• _EXERCISE PROMPT_
Gather all lines from the material that contain the word "подмножество".
** start of THE RECORDS **
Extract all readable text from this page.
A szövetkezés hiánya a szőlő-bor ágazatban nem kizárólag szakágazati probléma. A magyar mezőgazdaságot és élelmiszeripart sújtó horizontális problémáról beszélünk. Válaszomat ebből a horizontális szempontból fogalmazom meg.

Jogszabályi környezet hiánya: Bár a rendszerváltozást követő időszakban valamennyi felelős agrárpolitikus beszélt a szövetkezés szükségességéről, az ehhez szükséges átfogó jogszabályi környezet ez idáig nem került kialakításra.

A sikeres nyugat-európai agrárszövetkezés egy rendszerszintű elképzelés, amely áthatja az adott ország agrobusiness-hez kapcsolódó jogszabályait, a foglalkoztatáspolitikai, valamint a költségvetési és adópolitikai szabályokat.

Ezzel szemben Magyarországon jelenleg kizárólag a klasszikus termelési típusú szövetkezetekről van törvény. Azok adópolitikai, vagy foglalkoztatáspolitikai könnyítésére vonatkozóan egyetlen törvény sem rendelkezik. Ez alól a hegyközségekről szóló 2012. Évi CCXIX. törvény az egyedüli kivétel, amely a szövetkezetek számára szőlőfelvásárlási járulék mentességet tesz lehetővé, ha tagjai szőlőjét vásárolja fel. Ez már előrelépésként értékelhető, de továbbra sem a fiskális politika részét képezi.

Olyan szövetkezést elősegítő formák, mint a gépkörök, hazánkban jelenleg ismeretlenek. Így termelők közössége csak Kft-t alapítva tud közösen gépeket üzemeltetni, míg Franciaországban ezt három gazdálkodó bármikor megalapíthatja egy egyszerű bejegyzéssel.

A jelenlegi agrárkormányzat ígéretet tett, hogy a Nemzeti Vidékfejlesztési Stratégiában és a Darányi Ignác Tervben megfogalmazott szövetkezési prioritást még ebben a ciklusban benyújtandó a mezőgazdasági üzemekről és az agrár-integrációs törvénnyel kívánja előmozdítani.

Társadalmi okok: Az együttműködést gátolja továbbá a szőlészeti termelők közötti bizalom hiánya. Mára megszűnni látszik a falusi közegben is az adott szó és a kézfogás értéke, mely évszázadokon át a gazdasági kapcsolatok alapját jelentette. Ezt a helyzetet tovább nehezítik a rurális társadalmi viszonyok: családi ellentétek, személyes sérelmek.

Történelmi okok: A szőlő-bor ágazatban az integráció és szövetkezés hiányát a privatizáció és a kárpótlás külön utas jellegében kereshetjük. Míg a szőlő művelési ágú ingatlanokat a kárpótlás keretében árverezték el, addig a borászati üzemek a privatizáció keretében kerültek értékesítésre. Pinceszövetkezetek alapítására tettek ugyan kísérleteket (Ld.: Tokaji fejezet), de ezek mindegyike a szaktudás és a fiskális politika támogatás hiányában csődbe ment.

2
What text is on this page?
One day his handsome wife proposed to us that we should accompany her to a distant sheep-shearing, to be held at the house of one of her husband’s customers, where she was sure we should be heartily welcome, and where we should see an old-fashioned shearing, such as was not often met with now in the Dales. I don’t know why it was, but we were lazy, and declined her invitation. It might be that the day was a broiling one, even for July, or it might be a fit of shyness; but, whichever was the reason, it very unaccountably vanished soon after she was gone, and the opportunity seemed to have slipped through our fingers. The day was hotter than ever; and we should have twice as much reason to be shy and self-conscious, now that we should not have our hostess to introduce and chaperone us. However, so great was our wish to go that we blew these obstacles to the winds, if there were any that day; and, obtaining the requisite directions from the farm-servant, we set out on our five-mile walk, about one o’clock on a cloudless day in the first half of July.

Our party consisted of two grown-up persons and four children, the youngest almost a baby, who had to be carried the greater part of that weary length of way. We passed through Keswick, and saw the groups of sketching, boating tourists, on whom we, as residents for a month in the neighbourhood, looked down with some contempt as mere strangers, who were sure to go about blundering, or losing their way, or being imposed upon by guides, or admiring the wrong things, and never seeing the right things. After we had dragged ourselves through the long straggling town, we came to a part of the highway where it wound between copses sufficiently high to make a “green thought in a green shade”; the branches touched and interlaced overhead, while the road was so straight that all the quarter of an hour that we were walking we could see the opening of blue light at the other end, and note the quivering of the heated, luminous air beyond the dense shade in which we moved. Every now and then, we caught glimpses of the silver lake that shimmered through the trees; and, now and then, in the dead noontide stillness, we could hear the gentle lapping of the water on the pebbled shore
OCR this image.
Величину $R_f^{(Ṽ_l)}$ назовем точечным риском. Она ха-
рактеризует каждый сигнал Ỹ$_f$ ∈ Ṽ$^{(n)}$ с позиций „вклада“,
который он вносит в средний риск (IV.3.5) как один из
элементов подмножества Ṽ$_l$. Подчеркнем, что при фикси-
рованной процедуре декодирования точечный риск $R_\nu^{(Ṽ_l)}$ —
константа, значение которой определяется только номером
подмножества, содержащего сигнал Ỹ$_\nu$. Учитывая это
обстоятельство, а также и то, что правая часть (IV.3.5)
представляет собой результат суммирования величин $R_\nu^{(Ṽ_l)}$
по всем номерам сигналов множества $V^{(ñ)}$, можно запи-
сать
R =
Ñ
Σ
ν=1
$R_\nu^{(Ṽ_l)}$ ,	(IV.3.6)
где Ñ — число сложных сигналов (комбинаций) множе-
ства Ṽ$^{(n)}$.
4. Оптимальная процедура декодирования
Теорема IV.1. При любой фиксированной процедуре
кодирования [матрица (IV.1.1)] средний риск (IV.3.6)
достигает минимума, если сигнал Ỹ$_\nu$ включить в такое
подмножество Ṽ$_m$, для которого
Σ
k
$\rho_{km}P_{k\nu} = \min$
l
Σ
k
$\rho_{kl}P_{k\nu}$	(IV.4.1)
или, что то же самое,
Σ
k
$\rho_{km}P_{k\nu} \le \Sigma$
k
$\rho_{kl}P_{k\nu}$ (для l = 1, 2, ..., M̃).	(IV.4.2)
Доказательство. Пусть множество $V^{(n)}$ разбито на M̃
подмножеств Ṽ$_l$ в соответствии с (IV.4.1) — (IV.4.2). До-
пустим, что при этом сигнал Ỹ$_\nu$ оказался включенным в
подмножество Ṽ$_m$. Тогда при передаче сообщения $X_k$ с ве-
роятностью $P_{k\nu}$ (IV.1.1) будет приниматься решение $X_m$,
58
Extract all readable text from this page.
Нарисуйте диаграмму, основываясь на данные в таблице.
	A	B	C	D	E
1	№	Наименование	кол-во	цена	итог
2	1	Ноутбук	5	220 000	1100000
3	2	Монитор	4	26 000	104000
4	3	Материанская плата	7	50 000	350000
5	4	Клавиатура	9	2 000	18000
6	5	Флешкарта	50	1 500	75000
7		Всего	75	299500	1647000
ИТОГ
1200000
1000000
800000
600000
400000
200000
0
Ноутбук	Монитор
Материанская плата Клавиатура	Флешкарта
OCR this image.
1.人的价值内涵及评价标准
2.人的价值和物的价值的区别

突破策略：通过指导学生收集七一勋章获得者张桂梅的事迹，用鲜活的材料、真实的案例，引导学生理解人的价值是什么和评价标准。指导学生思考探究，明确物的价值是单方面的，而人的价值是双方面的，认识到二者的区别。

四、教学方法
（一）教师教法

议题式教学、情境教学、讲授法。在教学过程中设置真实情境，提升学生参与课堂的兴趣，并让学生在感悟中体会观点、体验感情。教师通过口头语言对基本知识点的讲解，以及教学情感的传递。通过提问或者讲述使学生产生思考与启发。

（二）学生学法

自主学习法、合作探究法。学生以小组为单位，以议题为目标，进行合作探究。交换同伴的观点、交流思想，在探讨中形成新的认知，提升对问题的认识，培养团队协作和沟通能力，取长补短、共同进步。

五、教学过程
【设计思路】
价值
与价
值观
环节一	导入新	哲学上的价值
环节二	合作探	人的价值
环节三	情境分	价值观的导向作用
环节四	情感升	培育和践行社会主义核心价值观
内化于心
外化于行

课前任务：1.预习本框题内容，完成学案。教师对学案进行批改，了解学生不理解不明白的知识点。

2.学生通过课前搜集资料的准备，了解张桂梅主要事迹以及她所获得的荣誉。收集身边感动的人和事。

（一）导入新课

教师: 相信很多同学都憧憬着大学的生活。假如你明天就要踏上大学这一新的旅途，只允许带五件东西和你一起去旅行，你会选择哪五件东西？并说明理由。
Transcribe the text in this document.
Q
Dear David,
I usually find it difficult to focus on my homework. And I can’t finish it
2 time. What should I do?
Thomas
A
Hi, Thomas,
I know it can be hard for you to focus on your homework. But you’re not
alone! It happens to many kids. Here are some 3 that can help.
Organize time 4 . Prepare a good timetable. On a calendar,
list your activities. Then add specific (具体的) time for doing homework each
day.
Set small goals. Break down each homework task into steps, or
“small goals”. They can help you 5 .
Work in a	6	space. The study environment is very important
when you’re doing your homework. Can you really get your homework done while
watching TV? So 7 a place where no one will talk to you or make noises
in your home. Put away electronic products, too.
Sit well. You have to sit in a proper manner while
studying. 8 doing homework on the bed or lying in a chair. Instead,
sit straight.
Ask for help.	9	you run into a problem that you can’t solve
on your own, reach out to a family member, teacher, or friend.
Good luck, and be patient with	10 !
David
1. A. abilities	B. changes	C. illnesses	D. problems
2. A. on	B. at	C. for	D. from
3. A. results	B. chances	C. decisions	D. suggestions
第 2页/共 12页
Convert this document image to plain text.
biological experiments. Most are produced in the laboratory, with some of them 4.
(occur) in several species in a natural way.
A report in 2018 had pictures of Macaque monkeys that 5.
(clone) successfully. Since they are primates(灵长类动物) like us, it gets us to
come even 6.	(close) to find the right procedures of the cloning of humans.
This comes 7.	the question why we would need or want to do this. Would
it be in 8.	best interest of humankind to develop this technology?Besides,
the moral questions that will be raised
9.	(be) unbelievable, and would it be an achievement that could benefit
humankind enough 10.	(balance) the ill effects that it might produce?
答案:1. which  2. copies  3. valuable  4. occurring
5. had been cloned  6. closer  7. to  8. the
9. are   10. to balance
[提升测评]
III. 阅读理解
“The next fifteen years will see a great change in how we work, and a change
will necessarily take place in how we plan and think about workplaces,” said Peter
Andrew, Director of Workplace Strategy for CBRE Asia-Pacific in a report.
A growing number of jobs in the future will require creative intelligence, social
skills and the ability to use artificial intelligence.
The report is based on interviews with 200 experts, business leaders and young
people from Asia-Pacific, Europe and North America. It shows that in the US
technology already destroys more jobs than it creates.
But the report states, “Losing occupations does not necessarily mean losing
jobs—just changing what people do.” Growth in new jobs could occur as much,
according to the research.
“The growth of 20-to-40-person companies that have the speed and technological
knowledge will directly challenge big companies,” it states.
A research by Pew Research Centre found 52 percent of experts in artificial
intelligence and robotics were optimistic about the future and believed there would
** end of THE RECORDS **
• _THE OUTPUT_
подмножество Ṽ$_m$, для которого
подмножество Ṽ$_m$. Тогда при передаче сообщения $X_k$ с ве-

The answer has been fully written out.